#### [BRIEF]
The records below are made of lines; count those holding the word "values" and give the number only.

#### [PROVIDED MATERIAL]

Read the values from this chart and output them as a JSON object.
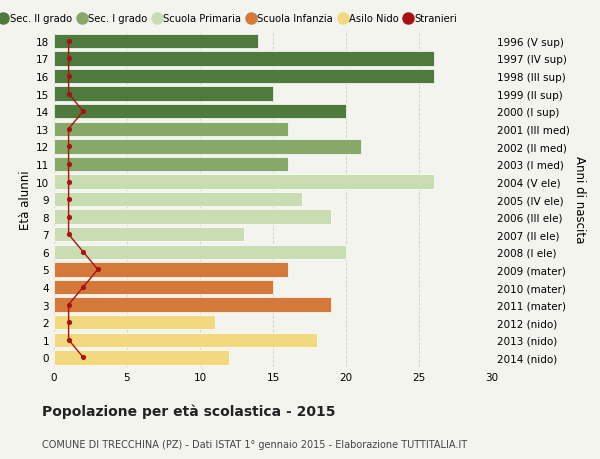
{
  "ages": [
    18,
    17,
    16,
    15,
    14,
    13,
    12,
    11,
    10,
    9,
    8,
    7,
    6,
    5,
    4,
    3,
    2,
    1,
    0
  ],
  "values": [
    14,
    26,
    26,
    15,
    20,
    16,
    21,
    16,
    26,
    17,
    19,
    13,
    20,
    16,
    15,
    19,
    11,
    18,
    12
  ],
  "right_labels": [
    "1996 (V sup)",
    "1997 (IV sup)",
    "1998 (III sup)",
    "1999 (II sup)",
    "2000 (I sup)",
    "2001 (III med)",
    "2002 (II med)",
    "2003 (I med)",
    "2004 (V ele)",
    "2005 (IV ele)",
    "2006 (III ele)",
    "2007 (II ele)",
    "2008 (I ele)",
    "2009 (mater)",
    "2010 (mater)",
    "2011 (mater)",
    "2012 (nido)",
    "2013 (nido)",
    "2014 (nido)"
  ],
  "bar_colors": [
    "#4e7a3e",
    "#4e7a3e",
    "#4e7a3e",
    "#4e7a3e",
    "#4e7a3e",
    "#86a96a",
    "#86a96a",
    "#86a96a",
    "#c9ddb2",
    "#c9ddb2",
    "#c9ddb2",
    "#c9ddb2",
    "#c9ddb2",
    "#d4793a",
    "#d4793a",
    "#d4793a",
    "#f2d87e",
    "#f2d87e",
    "#f2d87e"
  ],
  "legend_labels": [
    "Sec. II grado",
    "Sec. I grado",
    "Scuola Primaria",
    "Scuola Infanzia",
    "Asilo Nido",
    "Stranieri"
  ],
  "legend_colors": [
    "#4e7a3e",
    "#86a96a",
    "#c9ddb2",
    "#d4793a",
    "#f2d87e",
    "#aa1111"
  ],
  "title": "Popolazione per età scolastica - 2015",
  "subtitle": "COMUNE DI TRECCHINA (PZ) - Dati ISTAT 1° gennaio 2015 - Elaborazione TUTTITALIA.IT",
  "ylabel_left": "Età alunni",
  "ylabel_right": "Anni di nascita",
  "xlim": [
    0,
    30
  ],
  "bg_color": "#f4f4ef",
  "stranieri_color": "#aa1111",
  "stranieri_x": [
    1,
    1,
    1,
    1,
    2,
    1,
    1,
    1,
    1,
    1,
    1,
    1,
    2,
    3,
    2,
    1,
    1,
    1,
    2
  ]
}
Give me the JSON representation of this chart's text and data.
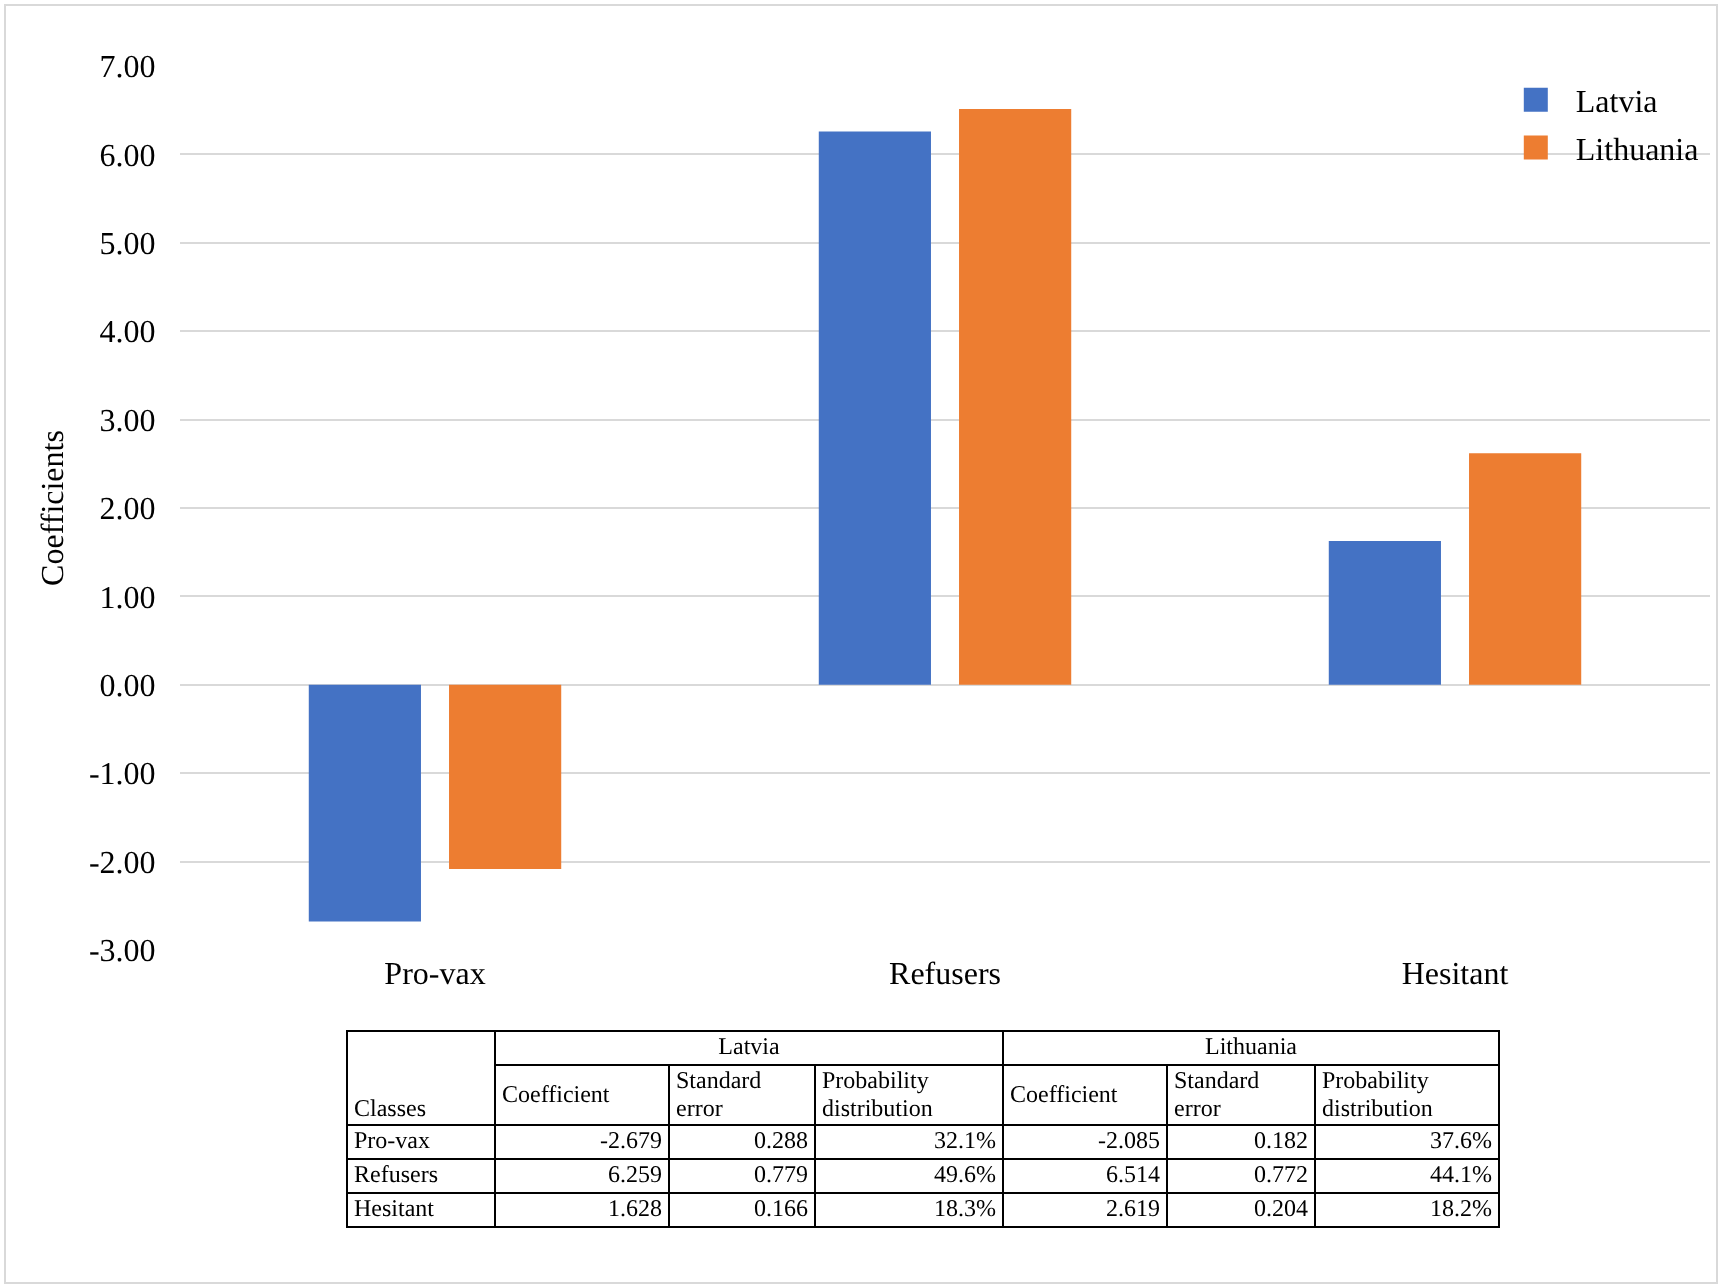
{
  "chart_data": {
    "type": "bar",
    "ylabel": "Coefficients",
    "categories": [
      "Pro-vax",
      "Refusers",
      "Hesitant"
    ],
    "series": [
      {
        "name": "Latvia",
        "color": "#4472c4",
        "values": [
          -2.679,
          6.259,
          1.628
        ]
      },
      {
        "name": "Lithuania",
        "color": "#ed7d31",
        "values": [
          -2.085,
          6.514,
          2.619
        ]
      }
    ],
    "ylim": [
      -3,
      7
    ],
    "yticks": [
      {
        "value": -3,
        "label": "-3.00"
      },
      {
        "value": -2,
        "label": "-2.00"
      },
      {
        "value": -1,
        "label": "-1.00"
      },
      {
        "value": 0,
        "label": "0.00"
      },
      {
        "value": 1,
        "label": "1.00"
      },
      {
        "value": 2,
        "label": "2.00"
      },
      {
        "value": 3,
        "label": "3.00"
      },
      {
        "value": 4,
        "label": "4.00"
      },
      {
        "value": 5,
        "label": "5.00"
      },
      {
        "value": 6,
        "label": "6.00"
      },
      {
        "value": 7,
        "label": "7.00"
      }
    ],
    "grid": "y",
    "legend": "top right",
    "annotations": [
      "Classes",
      "Coefficient",
      "Standard error",
      "Probability distribution",
      "-2.679",
      "0.288",
      "32.1%",
      "6.259",
      "0.779",
      "49.6%",
      "1.628",
      "0.166",
      "18.3%",
      "-2.085",
      "0.182",
      "37.6%",
      "6.514",
      "0.772",
      "44.1%",
      "2.619",
      "0.204",
      "18.2%"
    ]
  }
}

#### [RESPONSE TO THE EXERCISE]
4